◆ Do this
Write out each record below exactly as it appears, with no pictures.

◆ Material for this exercise
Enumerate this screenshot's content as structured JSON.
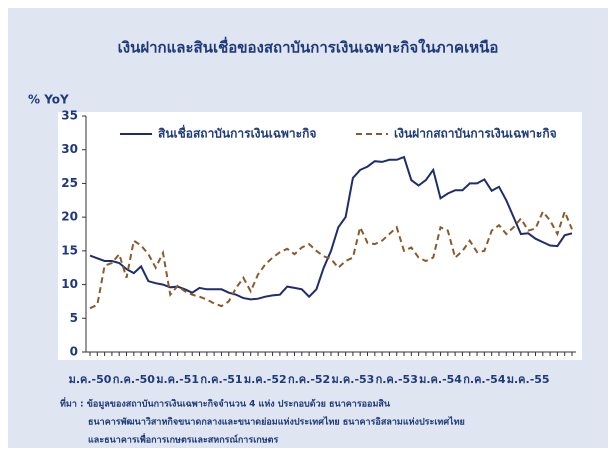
{
  "chart_data": {
    "type": "line",
    "title": "เงินฝากและสินเชื่อของสถาบันการเงินเฉพาะกิจในภาคเหนือ",
    "ylabel": "% YoY",
    "categories": [
      "ม.ค.-50",
      null,
      null,
      null,
      null,
      null,
      "ก.ค.-50",
      null,
      null,
      null,
      null,
      null,
      "ม.ค.-51",
      null,
      null,
      null,
      null,
      null,
      "ก.ค.-51",
      null,
      null,
      null,
      null,
      null,
      "ม.ค.-52",
      null,
      null,
      null,
      null,
      null,
      "ก.ค.-52",
      null,
      null,
      null,
      null,
      null,
      "ม.ค.-53",
      null,
      null,
      null,
      null,
      null,
      "ก.ค.-53",
      null,
      null,
      null,
      null,
      null,
      "ม.ค.-54",
      null,
      null,
      null,
      null,
      null,
      "ก.ค.-54",
      null,
      null,
      null,
      null,
      null,
      "ม.ค.-55",
      null,
      null,
      null,
      null,
      null,
      null
    ],
    "series": [
      {
        "name": "สินเชื่อสถาบันการเงินเฉพาะกิจ",
        "color": "#1f2d6e",
        "dash": false,
        "values": [
          14.3,
          13.9,
          13.5,
          13.5,
          13.2,
          12.3,
          11.7,
          12.7,
          10.5,
          10.2,
          10.0,
          9.6,
          9.7,
          9.3,
          8.8,
          9.5,
          9.3,
          9.3,
          9.3,
          8.8,
          8.5,
          8.0,
          7.8,
          7.9,
          8.2,
          8.4,
          8.5,
          9.7,
          9.5,
          9.3,
          8.2,
          9.3,
          12.5,
          15.0,
          18.5,
          20.0,
          25.8,
          27.0,
          27.5,
          28.3,
          28.2,
          28.5,
          28.5,
          28.9,
          25.5,
          24.7,
          25.5,
          27.0,
          22.8,
          23.5,
          24.0,
          24.0,
          25.0,
          25.0,
          25.6,
          23.9,
          24.5,
          22.5,
          20.0,
          17.5,
          17.6,
          16.8,
          16.3,
          15.8,
          15.7,
          17.3,
          17.6
        ]
      },
      {
        "name": "เงินฝากสถาบันการเงินเฉพาะกิจ",
        "color": "#8b5a2b",
        "dash": true,
        "values": [
          6.5,
          7.0,
          12.8,
          13.2,
          14.5,
          11.0,
          16.5,
          15.8,
          14.5,
          12.5,
          14.7,
          8.5,
          9.8,
          9.0,
          8.5,
          8.2,
          7.8,
          7.2,
          6.8,
          7.5,
          9.5,
          11.0,
          9.0,
          11.5,
          13.0,
          14.0,
          14.8,
          15.3,
          14.5,
          15.5,
          16.0,
          15.0,
          14.2,
          13.8,
          12.5,
          13.5,
          14.0,
          18.5,
          16.2,
          16.0,
          16.5,
          17.5,
          18.5,
          15.0,
          15.5,
          14.0,
          13.5,
          14.0,
          18.5,
          18.0,
          14.0,
          15.0,
          16.5,
          14.8,
          15.0,
          18.0,
          18.8,
          17.5,
          18.5,
          19.8,
          18.0,
          18.3,
          20.8,
          19.5,
          17.5,
          20.8,
          18.2
        ]
      }
    ],
    "ylim": [
      0,
      35
    ],
    "yticks": [
      0,
      5,
      10,
      15,
      20,
      25,
      30,
      35
    ],
    "grid": false,
    "legend": "top",
    "notes": [
      "ที่มา : ข้อมูลของสถาบันการเงินเฉพาะกิจจำนวน 4 แห่ง ประกอบด้วย ธนาคารออมสิน",
      "ธนาคารพัฒนาวิสาหกิจขนาดกลางและขนาดย่อมแห่งประเทศไทย ธนาคารอิสลามแห่งประเทศไทย",
      "และธนาคารเพื่อการเกษตรและสหกรณ์การเกษตร"
    ]
  }
}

◆ Correct output
Enumerate this screenshot's content as structured JSON.
{
  "chart_data": {
    "type": "line",
    "title": "เงินฝากและสินเชื่อของสถาบันการเงินเฉพาะกิจในภาคเหนือ",
    "ylabel": "% YoY",
    "categories": [
      "ม.ค.-50",
      null,
      null,
      null,
      null,
      null,
      "ก.ค.-50",
      null,
      null,
      null,
      null,
      null,
      "ม.ค.-51",
      null,
      null,
      null,
      null,
      null,
      "ก.ค.-51",
      null,
      null,
      null,
      null,
      null,
      "ม.ค.-52",
      null,
      null,
      null,
      null,
      null,
      "ก.ค.-52",
      null,
      null,
      null,
      null,
      null,
      "ม.ค.-53",
      null,
      null,
      null,
      null,
      null,
      "ก.ค.-53",
      null,
      null,
      null,
      null,
      null,
      "ม.ค.-54",
      null,
      null,
      null,
      null,
      null,
      "ก.ค.-54",
      null,
      null,
      null,
      null,
      null,
      "ม.ค.-55",
      null,
      null,
      null,
      null,
      null,
      null
    ],
    "series": [
      {
        "name": "สินเชื่อสถาบันการเงินเฉพาะกิจ",
        "color": "#1f2d6e",
        "dash": false,
        "values": [
          14.3,
          13.9,
          13.5,
          13.5,
          13.2,
          12.3,
          11.7,
          12.7,
          10.5,
          10.2,
          10.0,
          9.6,
          9.7,
          9.3,
          8.8,
          9.5,
          9.3,
          9.3,
          9.3,
          8.8,
          8.5,
          8.0,
          7.8,
          7.9,
          8.2,
          8.4,
          8.5,
          9.7,
          9.5,
          9.3,
          8.2,
          9.3,
          12.5,
          15.0,
          18.5,
          20.0,
          25.8,
          27.0,
          27.5,
          28.3,
          28.2,
          28.5,
          28.5,
          28.9,
          25.5,
          24.7,
          25.5,
          27.0,
          22.8,
          23.5,
          24.0,
          24.0,
          25.0,
          25.0,
          25.6,
          23.9,
          24.5,
          22.5,
          20.0,
          17.5,
          17.6,
          16.8,
          16.3,
          15.8,
          15.7,
          17.3,
          17.6
        ]
      },
      {
        "name": "เงินฝากสถาบันการเงินเฉพาะกิจ",
        "color": "#8b5a2b",
        "dash": true,
        "values": [
          6.5,
          7.0,
          12.8,
          13.2,
          14.5,
          11.0,
          16.5,
          15.8,
          14.5,
          12.5,
          14.7,
          8.5,
          9.8,
          9.0,
          8.5,
          8.2,
          7.8,
          7.2,
          6.8,
          7.5,
          9.5,
          11.0,
          9.0,
          11.5,
          13.0,
          14.0,
          14.8,
          15.3,
          14.5,
          15.5,
          16.0,
          15.0,
          14.2,
          13.8,
          12.5,
          13.5,
          14.0,
          18.5,
          16.2,
          16.0,
          16.5,
          17.5,
          18.5,
          15.0,
          15.5,
          14.0,
          13.5,
          14.0,
          18.5,
          18.0,
          14.0,
          15.0,
          16.5,
          14.8,
          15.0,
          18.0,
          18.8,
          17.5,
          18.5,
          19.8,
          18.0,
          18.3,
          20.8,
          19.5,
          17.5,
          20.8,
          18.2
        ]
      }
    ],
    "ylim": [
      0,
      35
    ],
    "yticks": [
      0,
      5,
      10,
      15,
      20,
      25,
      30,
      35
    ],
    "grid": false,
    "legend": "top",
    "notes": [
      "ที่มา : ข้อมูลของสถาบันการเงินเฉพาะกิจจำนวน 4 แห่ง ประกอบด้วย ธนาคารออมสิน",
      "ธนาคารพัฒนาวิสาหกิจขนาดกลางและขนาดย่อมแห่งประเทศไทย ธนาคารอิสลามแห่งประเทศไทย",
      "และธนาคารเพื่อการเกษตรและสหกรณ์การเกษตร"
    ]
  }
}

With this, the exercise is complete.